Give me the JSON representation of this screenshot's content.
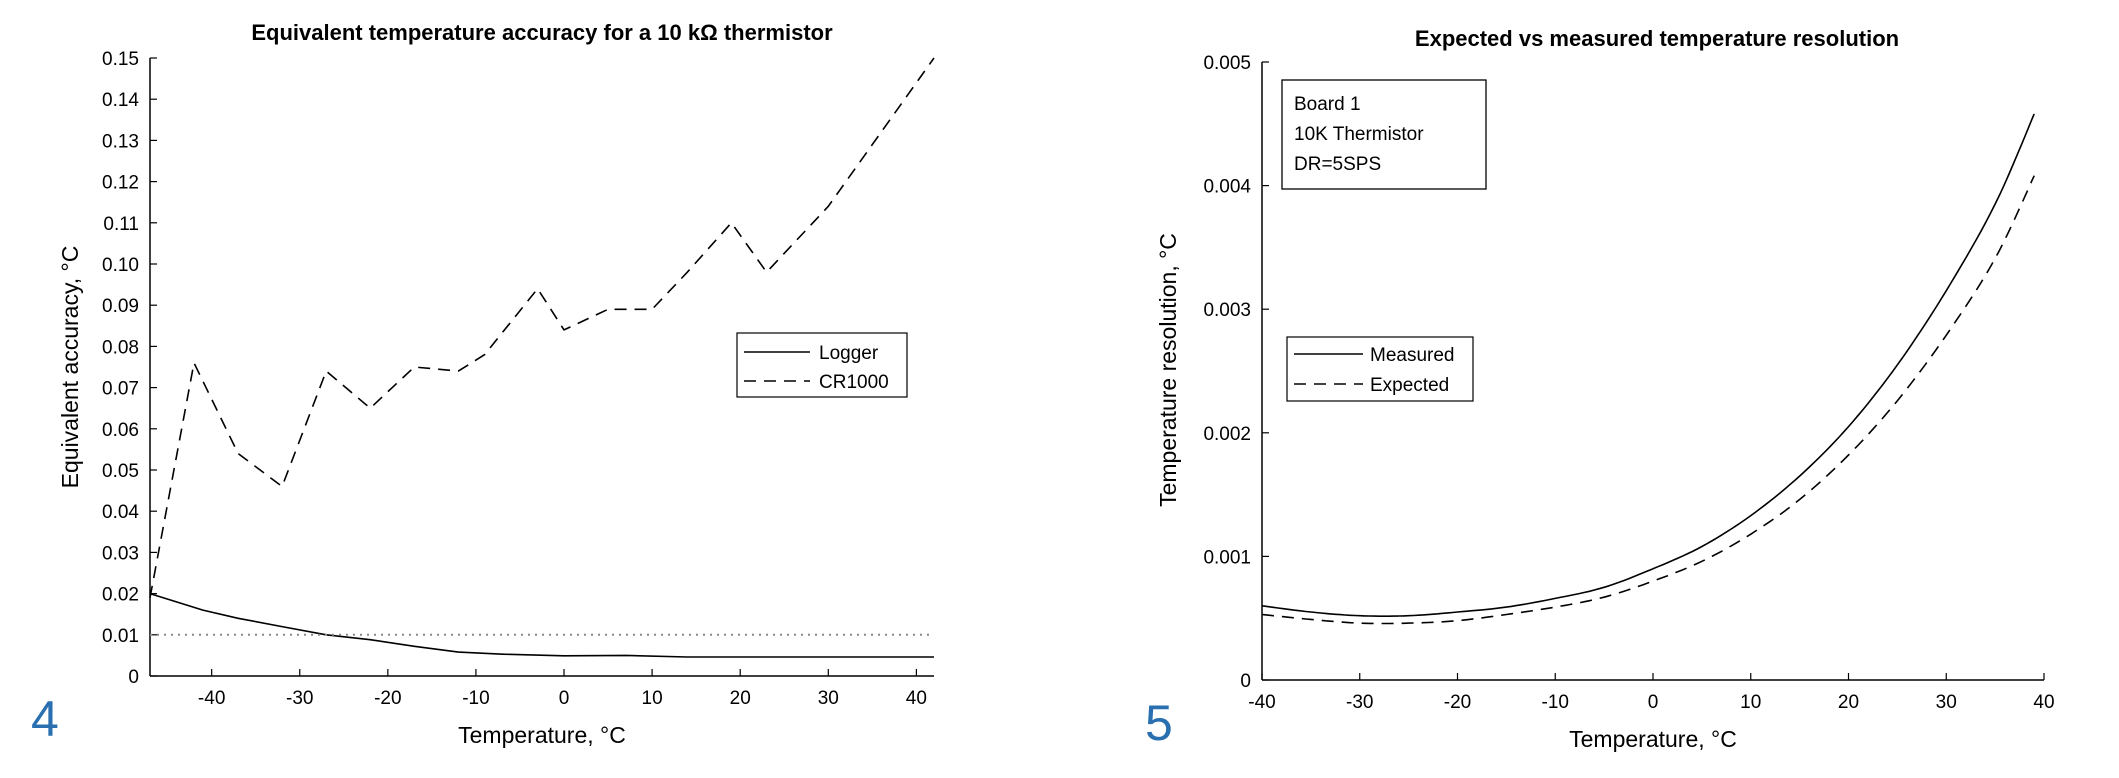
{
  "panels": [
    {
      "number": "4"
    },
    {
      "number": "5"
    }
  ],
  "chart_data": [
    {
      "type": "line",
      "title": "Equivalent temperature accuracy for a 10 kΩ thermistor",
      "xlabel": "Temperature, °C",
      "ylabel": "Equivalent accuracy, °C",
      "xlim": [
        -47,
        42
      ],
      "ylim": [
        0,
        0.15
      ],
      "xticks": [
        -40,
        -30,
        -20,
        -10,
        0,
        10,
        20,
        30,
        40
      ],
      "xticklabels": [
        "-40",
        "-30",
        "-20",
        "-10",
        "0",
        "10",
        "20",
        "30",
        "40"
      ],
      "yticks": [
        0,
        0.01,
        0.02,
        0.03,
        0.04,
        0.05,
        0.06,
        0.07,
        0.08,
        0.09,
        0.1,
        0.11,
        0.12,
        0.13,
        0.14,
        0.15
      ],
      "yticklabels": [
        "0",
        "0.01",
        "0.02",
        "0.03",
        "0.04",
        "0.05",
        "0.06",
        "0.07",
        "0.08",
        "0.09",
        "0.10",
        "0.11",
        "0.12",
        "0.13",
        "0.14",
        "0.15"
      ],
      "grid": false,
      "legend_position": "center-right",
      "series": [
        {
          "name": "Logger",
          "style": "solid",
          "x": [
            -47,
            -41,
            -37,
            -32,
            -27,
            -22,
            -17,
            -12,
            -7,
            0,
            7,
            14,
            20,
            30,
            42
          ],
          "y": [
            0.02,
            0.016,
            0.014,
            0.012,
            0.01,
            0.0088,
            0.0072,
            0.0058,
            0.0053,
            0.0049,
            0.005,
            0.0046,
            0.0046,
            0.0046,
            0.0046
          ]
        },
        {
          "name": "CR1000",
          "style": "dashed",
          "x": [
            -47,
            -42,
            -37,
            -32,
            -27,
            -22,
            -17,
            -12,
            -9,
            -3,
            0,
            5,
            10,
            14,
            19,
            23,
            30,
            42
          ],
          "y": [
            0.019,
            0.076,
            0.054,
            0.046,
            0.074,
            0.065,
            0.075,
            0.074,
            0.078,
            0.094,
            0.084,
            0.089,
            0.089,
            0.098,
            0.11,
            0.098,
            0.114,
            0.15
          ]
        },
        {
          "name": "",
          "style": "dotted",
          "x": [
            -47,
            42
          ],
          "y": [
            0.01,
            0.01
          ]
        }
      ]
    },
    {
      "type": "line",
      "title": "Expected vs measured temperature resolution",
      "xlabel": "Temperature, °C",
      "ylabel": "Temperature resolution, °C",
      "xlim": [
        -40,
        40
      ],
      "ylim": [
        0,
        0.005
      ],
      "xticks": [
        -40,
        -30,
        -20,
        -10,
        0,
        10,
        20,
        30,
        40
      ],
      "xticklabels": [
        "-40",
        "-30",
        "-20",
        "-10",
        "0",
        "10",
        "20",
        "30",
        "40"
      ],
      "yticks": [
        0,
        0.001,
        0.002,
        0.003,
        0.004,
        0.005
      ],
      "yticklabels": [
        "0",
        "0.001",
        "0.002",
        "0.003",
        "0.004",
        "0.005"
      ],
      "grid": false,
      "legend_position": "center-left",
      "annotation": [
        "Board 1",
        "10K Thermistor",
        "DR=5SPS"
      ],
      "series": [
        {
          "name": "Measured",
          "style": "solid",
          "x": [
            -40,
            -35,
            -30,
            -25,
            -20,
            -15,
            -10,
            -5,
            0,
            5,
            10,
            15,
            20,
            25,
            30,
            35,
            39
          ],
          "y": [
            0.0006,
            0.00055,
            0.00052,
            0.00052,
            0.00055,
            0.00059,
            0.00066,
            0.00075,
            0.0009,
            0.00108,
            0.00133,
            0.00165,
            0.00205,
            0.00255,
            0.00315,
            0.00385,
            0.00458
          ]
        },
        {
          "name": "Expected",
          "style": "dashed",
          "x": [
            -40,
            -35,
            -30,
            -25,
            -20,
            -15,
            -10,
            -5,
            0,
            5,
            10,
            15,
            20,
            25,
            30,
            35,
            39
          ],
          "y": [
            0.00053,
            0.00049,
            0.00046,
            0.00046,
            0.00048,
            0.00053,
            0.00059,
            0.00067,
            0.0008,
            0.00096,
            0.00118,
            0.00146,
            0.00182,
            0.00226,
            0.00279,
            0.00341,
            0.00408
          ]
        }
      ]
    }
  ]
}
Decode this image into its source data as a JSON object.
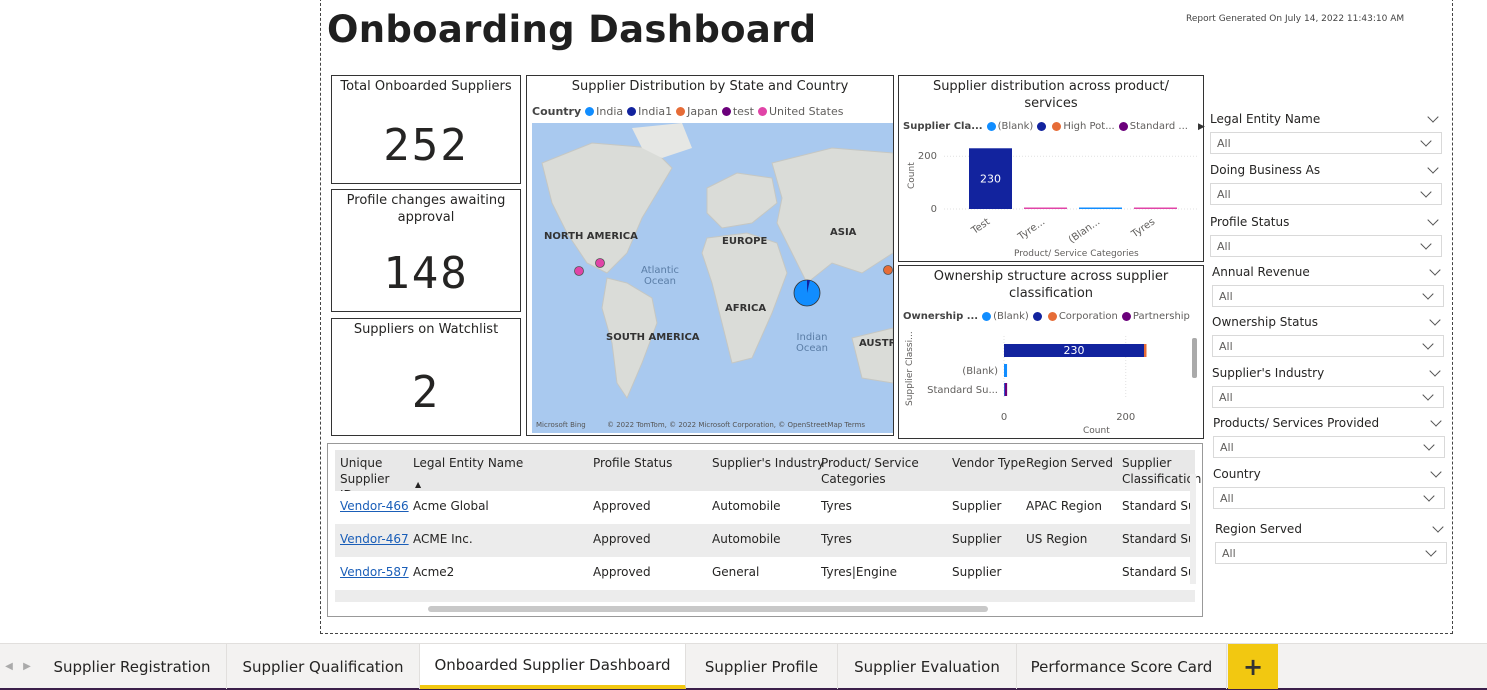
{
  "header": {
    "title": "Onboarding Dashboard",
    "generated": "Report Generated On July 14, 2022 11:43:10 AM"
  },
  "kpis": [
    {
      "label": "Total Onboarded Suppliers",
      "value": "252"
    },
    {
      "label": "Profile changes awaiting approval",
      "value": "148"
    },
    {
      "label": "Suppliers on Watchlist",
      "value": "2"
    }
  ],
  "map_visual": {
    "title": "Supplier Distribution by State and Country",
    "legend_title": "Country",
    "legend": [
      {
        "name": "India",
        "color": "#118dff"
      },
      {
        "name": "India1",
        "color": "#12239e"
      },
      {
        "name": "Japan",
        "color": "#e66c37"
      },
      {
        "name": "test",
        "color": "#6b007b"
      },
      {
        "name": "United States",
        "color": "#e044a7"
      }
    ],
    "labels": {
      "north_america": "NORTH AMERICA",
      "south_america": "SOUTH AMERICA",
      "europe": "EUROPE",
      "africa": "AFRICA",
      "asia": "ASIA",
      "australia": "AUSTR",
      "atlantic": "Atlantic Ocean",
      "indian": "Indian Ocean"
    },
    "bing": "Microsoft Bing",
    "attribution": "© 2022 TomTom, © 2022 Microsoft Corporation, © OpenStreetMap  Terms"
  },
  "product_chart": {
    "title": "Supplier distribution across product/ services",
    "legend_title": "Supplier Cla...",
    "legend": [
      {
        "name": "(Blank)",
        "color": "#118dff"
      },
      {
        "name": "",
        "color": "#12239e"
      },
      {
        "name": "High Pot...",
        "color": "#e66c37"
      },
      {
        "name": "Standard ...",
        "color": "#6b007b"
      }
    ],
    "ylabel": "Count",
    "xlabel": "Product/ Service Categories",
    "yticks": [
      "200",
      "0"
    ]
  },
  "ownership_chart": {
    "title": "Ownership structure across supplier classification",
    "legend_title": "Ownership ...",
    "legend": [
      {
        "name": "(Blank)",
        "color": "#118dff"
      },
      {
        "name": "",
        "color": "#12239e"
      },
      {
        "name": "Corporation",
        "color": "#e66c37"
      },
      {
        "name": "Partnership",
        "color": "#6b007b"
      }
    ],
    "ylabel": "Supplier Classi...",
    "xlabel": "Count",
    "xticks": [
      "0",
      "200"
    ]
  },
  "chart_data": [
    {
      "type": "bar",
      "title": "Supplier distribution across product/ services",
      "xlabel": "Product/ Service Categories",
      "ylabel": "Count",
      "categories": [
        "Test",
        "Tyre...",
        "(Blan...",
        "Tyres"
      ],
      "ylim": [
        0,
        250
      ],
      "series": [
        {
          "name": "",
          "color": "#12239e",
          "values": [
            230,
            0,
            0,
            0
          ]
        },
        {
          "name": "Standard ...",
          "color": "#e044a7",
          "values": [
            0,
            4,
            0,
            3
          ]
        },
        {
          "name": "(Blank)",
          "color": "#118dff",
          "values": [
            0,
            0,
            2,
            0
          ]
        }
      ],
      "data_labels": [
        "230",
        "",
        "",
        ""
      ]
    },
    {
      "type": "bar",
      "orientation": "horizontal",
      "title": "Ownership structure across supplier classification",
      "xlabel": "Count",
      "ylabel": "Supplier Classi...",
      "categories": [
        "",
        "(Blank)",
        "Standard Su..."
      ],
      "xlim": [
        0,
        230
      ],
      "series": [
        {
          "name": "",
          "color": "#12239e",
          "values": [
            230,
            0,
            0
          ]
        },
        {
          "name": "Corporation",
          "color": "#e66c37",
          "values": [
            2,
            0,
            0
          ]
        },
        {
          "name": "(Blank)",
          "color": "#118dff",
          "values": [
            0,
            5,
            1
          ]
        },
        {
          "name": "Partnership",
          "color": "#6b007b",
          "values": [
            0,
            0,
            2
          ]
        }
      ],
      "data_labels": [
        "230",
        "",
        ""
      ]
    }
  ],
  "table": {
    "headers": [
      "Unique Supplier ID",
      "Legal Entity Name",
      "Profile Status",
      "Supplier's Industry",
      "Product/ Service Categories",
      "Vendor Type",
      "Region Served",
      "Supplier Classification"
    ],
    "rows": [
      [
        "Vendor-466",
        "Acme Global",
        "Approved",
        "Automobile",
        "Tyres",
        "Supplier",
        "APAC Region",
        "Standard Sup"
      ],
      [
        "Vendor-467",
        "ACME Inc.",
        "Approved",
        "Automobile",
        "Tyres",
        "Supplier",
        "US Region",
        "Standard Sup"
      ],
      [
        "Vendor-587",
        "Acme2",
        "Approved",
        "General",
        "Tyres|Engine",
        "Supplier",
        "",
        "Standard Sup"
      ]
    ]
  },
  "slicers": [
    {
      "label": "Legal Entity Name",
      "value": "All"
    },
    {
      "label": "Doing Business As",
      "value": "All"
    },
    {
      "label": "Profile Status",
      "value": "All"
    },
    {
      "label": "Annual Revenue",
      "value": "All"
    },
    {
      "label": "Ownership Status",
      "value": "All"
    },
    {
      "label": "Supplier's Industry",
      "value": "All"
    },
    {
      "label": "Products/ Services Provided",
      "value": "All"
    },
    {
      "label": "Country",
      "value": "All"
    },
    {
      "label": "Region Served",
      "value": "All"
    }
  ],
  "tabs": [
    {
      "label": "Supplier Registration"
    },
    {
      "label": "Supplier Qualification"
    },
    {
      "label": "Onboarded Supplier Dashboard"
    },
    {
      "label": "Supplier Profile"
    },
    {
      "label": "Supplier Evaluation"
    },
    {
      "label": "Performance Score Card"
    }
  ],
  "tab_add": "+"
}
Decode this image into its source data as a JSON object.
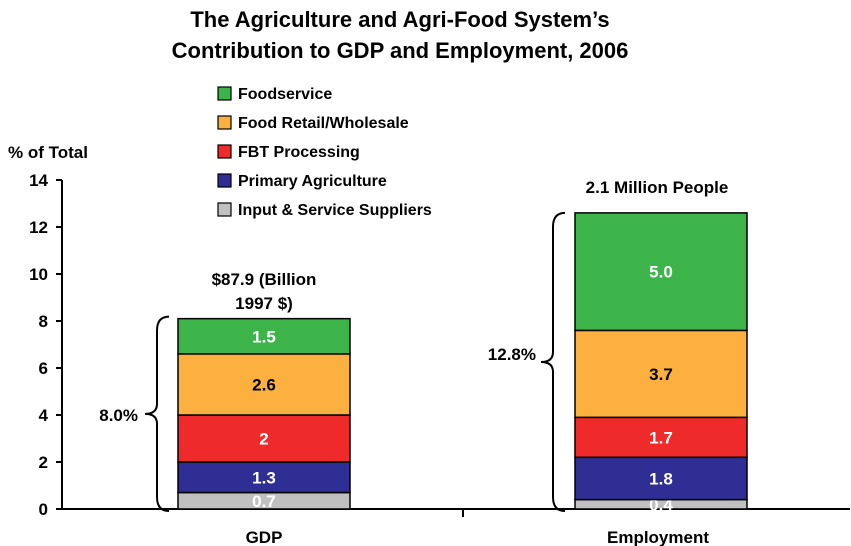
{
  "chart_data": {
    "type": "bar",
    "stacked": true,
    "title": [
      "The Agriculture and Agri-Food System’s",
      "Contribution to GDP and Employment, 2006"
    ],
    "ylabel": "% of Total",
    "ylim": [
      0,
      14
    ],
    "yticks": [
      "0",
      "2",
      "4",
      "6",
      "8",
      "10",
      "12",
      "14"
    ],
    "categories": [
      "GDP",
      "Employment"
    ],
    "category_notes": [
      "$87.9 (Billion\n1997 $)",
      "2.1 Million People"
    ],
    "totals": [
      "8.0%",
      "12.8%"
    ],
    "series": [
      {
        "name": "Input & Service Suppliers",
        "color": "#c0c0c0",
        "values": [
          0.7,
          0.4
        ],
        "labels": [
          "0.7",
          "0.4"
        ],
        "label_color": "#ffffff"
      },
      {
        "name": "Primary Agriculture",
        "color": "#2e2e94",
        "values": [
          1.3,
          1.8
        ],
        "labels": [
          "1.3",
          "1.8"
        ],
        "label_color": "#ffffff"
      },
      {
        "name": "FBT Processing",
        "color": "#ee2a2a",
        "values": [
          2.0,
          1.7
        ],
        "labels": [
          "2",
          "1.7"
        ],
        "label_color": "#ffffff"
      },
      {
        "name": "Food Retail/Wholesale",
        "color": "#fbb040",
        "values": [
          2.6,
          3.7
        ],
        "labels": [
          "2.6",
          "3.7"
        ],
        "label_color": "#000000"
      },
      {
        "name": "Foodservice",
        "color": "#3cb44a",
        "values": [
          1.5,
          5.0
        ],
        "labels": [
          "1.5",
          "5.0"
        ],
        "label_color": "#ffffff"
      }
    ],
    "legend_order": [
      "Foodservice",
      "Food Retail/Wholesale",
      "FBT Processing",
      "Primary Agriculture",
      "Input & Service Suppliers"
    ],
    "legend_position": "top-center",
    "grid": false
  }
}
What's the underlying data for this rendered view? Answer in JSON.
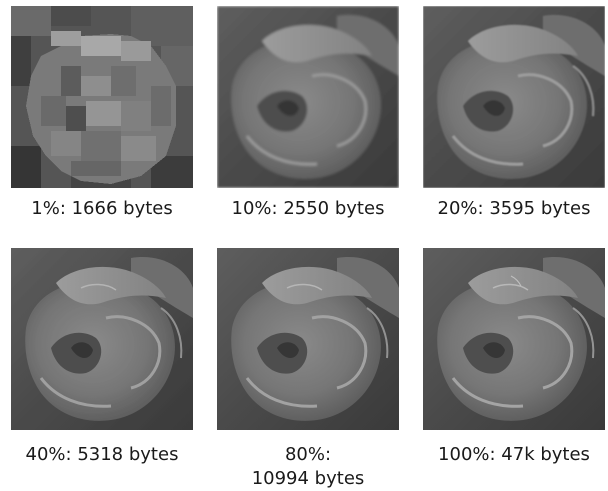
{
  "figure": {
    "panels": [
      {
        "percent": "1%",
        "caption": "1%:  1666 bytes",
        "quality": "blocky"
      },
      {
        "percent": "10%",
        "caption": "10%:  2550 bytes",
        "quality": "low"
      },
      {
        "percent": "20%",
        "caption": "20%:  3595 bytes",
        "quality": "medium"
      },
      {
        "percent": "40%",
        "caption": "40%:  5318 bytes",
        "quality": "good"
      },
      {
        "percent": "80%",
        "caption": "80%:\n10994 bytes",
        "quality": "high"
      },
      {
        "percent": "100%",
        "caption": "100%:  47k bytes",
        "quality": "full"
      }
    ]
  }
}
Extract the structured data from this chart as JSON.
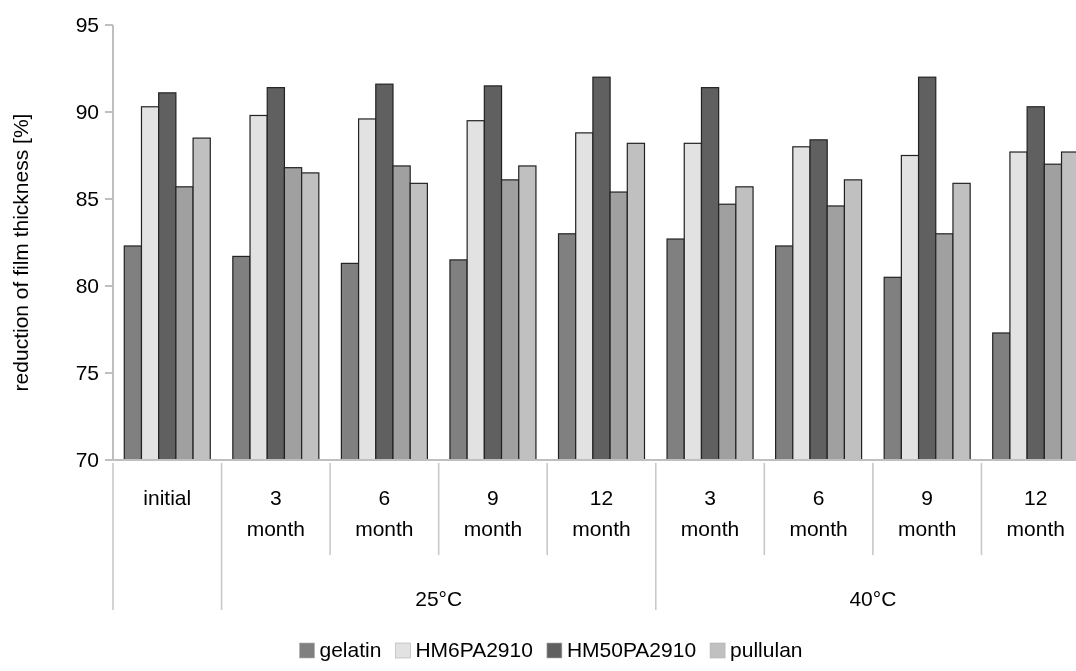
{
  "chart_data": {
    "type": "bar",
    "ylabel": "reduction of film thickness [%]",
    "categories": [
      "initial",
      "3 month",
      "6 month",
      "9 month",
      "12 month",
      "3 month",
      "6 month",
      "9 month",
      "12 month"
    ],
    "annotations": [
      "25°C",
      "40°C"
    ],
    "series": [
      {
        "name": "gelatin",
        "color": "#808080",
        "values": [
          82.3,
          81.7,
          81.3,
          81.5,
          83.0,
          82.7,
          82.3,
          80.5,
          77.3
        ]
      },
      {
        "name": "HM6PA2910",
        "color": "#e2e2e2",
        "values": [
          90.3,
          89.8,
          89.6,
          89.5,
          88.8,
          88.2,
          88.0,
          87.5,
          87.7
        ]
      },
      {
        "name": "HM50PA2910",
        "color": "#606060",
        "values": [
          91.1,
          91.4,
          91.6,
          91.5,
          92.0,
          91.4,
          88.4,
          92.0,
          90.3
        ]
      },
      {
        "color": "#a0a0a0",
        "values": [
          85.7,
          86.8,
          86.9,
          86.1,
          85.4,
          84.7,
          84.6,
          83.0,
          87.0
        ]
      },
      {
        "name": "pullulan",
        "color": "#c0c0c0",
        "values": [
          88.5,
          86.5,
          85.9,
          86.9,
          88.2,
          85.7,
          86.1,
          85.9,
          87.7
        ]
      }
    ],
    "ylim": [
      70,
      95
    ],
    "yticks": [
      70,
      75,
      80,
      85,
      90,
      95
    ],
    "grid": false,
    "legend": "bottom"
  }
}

--

- STATED EXERCISE
Only the number is wanted: how many lines in the entries above contain the word "Employment"?

- SOLUTION TO THE PROBLEM
2